Your instructions:
What follows is a set of entries. Repeat them exactly, but not their pictures.

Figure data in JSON
──────────────────────────────
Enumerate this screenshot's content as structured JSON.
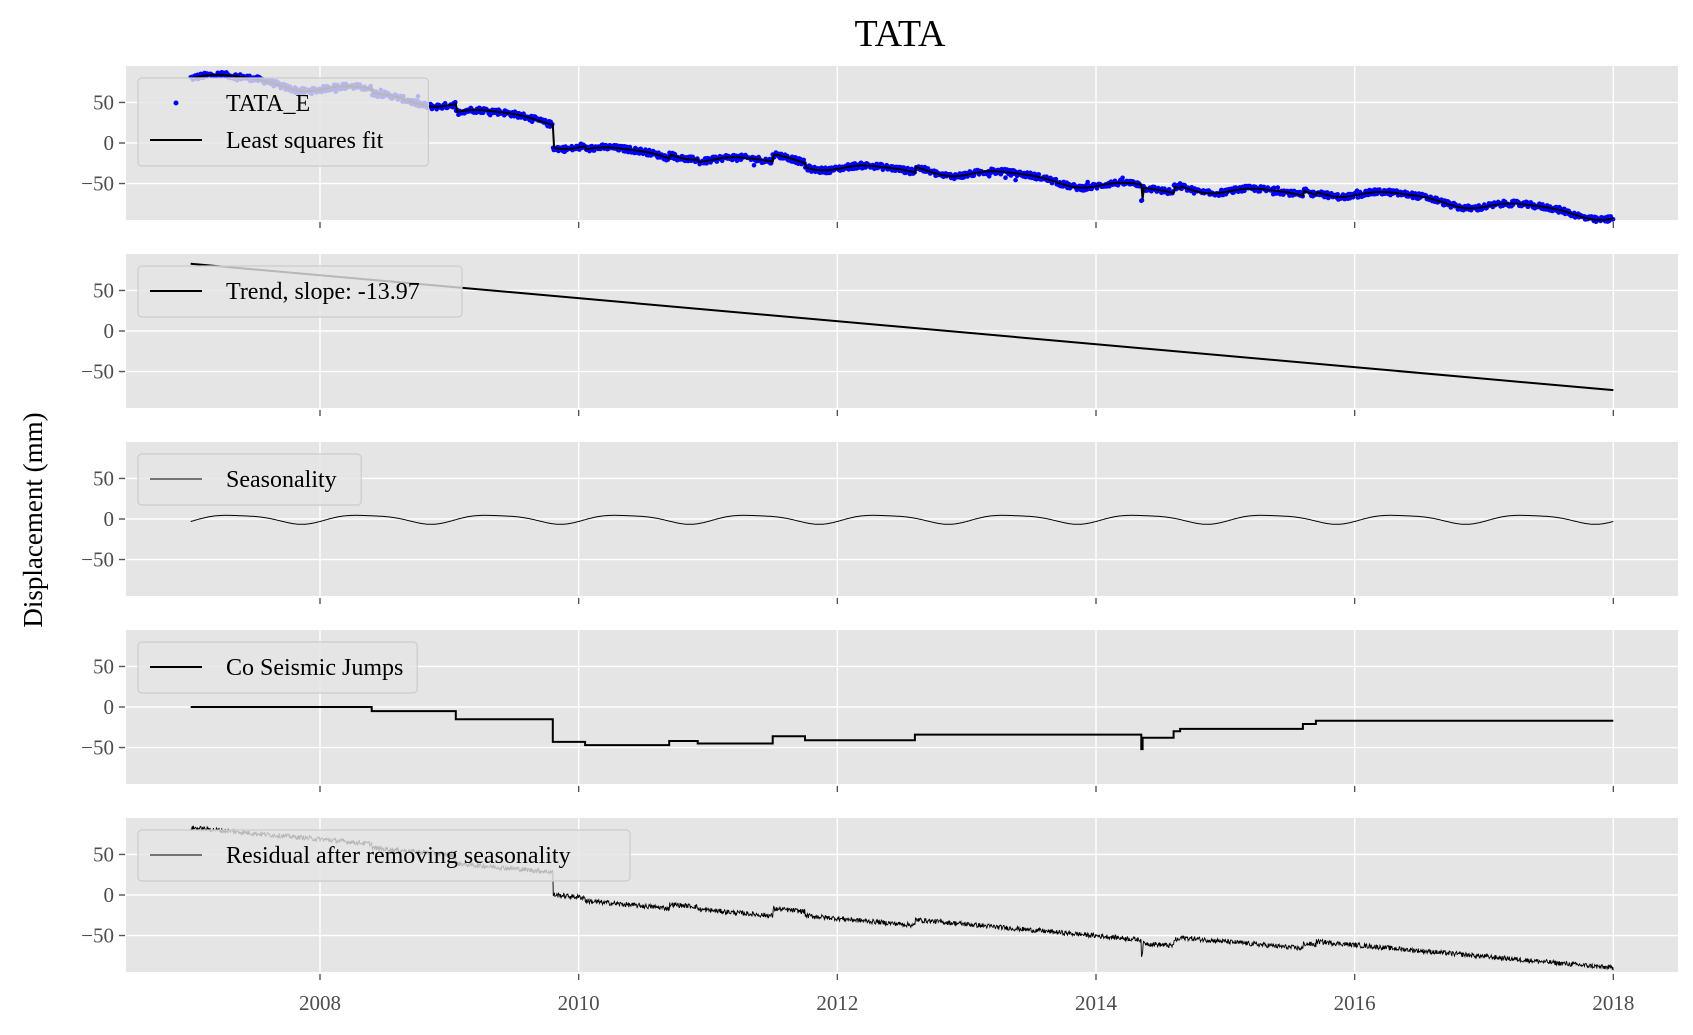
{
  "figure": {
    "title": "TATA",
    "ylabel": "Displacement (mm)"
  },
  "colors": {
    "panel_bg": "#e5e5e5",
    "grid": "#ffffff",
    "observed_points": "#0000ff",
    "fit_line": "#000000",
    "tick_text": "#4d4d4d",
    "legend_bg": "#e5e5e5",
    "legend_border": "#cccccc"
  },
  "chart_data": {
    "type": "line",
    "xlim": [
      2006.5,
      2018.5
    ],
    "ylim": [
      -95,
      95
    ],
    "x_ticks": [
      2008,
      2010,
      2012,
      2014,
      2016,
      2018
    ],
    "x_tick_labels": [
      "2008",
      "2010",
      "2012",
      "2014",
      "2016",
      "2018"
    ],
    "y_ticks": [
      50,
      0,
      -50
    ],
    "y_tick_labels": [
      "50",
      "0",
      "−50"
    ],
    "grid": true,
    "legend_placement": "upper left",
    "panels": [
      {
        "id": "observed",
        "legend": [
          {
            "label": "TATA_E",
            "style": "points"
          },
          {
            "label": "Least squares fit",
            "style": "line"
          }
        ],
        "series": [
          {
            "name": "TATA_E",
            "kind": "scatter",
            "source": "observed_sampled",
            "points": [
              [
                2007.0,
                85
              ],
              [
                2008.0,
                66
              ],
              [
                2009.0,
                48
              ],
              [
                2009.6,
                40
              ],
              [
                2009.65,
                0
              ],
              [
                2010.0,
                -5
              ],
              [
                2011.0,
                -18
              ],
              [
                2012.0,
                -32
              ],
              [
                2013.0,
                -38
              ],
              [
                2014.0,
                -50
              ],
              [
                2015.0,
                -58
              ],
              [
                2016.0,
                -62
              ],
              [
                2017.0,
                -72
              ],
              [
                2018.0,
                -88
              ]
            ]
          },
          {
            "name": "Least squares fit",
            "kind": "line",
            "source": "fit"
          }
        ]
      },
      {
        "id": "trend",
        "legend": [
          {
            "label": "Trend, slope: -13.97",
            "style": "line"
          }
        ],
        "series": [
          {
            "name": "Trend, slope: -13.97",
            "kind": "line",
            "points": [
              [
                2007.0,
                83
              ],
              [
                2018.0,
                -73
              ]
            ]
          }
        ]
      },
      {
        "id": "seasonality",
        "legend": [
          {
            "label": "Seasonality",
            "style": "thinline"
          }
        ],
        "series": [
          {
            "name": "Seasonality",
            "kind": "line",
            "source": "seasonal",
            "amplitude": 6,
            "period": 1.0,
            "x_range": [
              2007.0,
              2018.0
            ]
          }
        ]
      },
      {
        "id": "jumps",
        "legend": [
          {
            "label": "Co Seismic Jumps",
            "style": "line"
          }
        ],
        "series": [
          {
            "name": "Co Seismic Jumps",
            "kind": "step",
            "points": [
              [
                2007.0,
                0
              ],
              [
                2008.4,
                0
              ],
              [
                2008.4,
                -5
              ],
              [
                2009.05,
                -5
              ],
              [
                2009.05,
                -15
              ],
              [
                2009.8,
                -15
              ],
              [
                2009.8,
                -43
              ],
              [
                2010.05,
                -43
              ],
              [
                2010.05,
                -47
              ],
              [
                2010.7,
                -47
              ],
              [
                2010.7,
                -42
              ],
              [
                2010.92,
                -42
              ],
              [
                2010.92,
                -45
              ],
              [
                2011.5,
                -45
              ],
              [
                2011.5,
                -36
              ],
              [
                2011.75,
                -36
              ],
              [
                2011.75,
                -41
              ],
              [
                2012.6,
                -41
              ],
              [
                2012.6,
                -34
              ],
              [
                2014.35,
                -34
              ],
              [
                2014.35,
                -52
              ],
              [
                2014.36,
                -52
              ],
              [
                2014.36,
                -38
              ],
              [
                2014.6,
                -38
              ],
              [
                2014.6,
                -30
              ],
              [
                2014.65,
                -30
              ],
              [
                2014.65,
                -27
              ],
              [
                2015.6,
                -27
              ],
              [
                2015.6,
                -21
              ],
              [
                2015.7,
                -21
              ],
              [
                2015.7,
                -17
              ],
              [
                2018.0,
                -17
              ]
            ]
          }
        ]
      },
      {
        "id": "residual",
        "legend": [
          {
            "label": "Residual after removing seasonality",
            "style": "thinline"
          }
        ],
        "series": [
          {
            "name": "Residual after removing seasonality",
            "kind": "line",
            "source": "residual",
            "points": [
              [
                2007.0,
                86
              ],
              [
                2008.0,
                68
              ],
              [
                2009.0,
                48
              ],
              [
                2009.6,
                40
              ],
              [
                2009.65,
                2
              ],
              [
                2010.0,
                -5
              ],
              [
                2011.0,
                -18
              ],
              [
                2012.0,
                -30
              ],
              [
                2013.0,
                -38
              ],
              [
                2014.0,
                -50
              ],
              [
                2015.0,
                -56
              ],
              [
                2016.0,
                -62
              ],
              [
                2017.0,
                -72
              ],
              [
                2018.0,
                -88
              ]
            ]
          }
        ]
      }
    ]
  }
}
──────────────────────────────
Answer:
Enumerate this screenshot's content as structured JSON.
{
  "figure": {
    "title": "TATA",
    "ylabel": "Displacement (mm)"
  },
  "colors": {
    "panel_bg": "#e5e5e5",
    "grid": "#ffffff",
    "observed_points": "#0000ff",
    "fit_line": "#000000",
    "tick_text": "#4d4d4d",
    "legend_bg": "#e5e5e5",
    "legend_border": "#cccccc"
  },
  "chart_data": {
    "type": "line",
    "xlim": [
      2006.5,
      2018.5
    ],
    "ylim": [
      -95,
      95
    ],
    "x_ticks": [
      2008,
      2010,
      2012,
      2014,
      2016,
      2018
    ],
    "x_tick_labels": [
      "2008",
      "2010",
      "2012",
      "2014",
      "2016",
      "2018"
    ],
    "y_ticks": [
      50,
      0,
      -50
    ],
    "y_tick_labels": [
      "50",
      "0",
      "−50"
    ],
    "grid": true,
    "legend_placement": "upper left",
    "panels": [
      {
        "id": "observed",
        "legend": [
          {
            "label": "TATA_E",
            "style": "points"
          },
          {
            "label": "Least squares fit",
            "style": "line"
          }
        ],
        "series": [
          {
            "name": "TATA_E",
            "kind": "scatter",
            "source": "observed_sampled",
            "points": [
              [
                2007.0,
                85
              ],
              [
                2008.0,
                66
              ],
              [
                2009.0,
                48
              ],
              [
                2009.6,
                40
              ],
              [
                2009.65,
                0
              ],
              [
                2010.0,
                -5
              ],
              [
                2011.0,
                -18
              ],
              [
                2012.0,
                -32
              ],
              [
                2013.0,
                -38
              ],
              [
                2014.0,
                -50
              ],
              [
                2015.0,
                -58
              ],
              [
                2016.0,
                -62
              ],
              [
                2017.0,
                -72
              ],
              [
                2018.0,
                -88
              ]
            ]
          },
          {
            "name": "Least squares fit",
            "kind": "line",
            "source": "fit"
          }
        ]
      },
      {
        "id": "trend",
        "legend": [
          {
            "label": "Trend, slope: -13.97",
            "style": "line"
          }
        ],
        "series": [
          {
            "name": "Trend, slope: -13.97",
            "kind": "line",
            "points": [
              [
                2007.0,
                83
              ],
              [
                2018.0,
                -73
              ]
            ]
          }
        ]
      },
      {
        "id": "seasonality",
        "legend": [
          {
            "label": "Seasonality",
            "style": "thinline"
          }
        ],
        "series": [
          {
            "name": "Seasonality",
            "kind": "line",
            "source": "seasonal",
            "amplitude": 6,
            "period": 1.0,
            "x_range": [
              2007.0,
              2018.0
            ]
          }
        ]
      },
      {
        "id": "jumps",
        "legend": [
          {
            "label": "Co Seismic Jumps",
            "style": "line"
          }
        ],
        "series": [
          {
            "name": "Co Seismic Jumps",
            "kind": "step",
            "points": [
              [
                2007.0,
                0
              ],
              [
                2008.4,
                0
              ],
              [
                2008.4,
                -5
              ],
              [
                2009.05,
                -5
              ],
              [
                2009.05,
                -15
              ],
              [
                2009.8,
                -15
              ],
              [
                2009.8,
                -43
              ],
              [
                2010.05,
                -43
              ],
              [
                2010.05,
                -47
              ],
              [
                2010.7,
                -47
              ],
              [
                2010.7,
                -42
              ],
              [
                2010.92,
                -42
              ],
              [
                2010.92,
                -45
              ],
              [
                2011.5,
                -45
              ],
              [
                2011.5,
                -36
              ],
              [
                2011.75,
                -36
              ],
              [
                2011.75,
                -41
              ],
              [
                2012.6,
                -41
              ],
              [
                2012.6,
                -34
              ],
              [
                2014.35,
                -34
              ],
              [
                2014.35,
                -52
              ],
              [
                2014.36,
                -52
              ],
              [
                2014.36,
                -38
              ],
              [
                2014.6,
                -38
              ],
              [
                2014.6,
                -30
              ],
              [
                2014.65,
                -30
              ],
              [
                2014.65,
                -27
              ],
              [
                2015.6,
                -27
              ],
              [
                2015.6,
                -21
              ],
              [
                2015.7,
                -21
              ],
              [
                2015.7,
                -17
              ],
              [
                2018.0,
                -17
              ]
            ]
          }
        ]
      },
      {
        "id": "residual",
        "legend": [
          {
            "label": "Residual after removing seasonality",
            "style": "thinline"
          }
        ],
        "series": [
          {
            "name": "Residual after removing seasonality",
            "kind": "line",
            "source": "residual",
            "points": [
              [
                2007.0,
                86
              ],
              [
                2008.0,
                68
              ],
              [
                2009.0,
                48
              ],
              [
                2009.6,
                40
              ],
              [
                2009.65,
                2
              ],
              [
                2010.0,
                -5
              ],
              [
                2011.0,
                -18
              ],
              [
                2012.0,
                -30
              ],
              [
                2013.0,
                -38
              ],
              [
                2014.0,
                -50
              ],
              [
                2015.0,
                -56
              ],
              [
                2016.0,
                -62
              ],
              [
                2017.0,
                -72
              ],
              [
                2018.0,
                -88
              ]
            ]
          }
        ]
      }
    ]
  }
}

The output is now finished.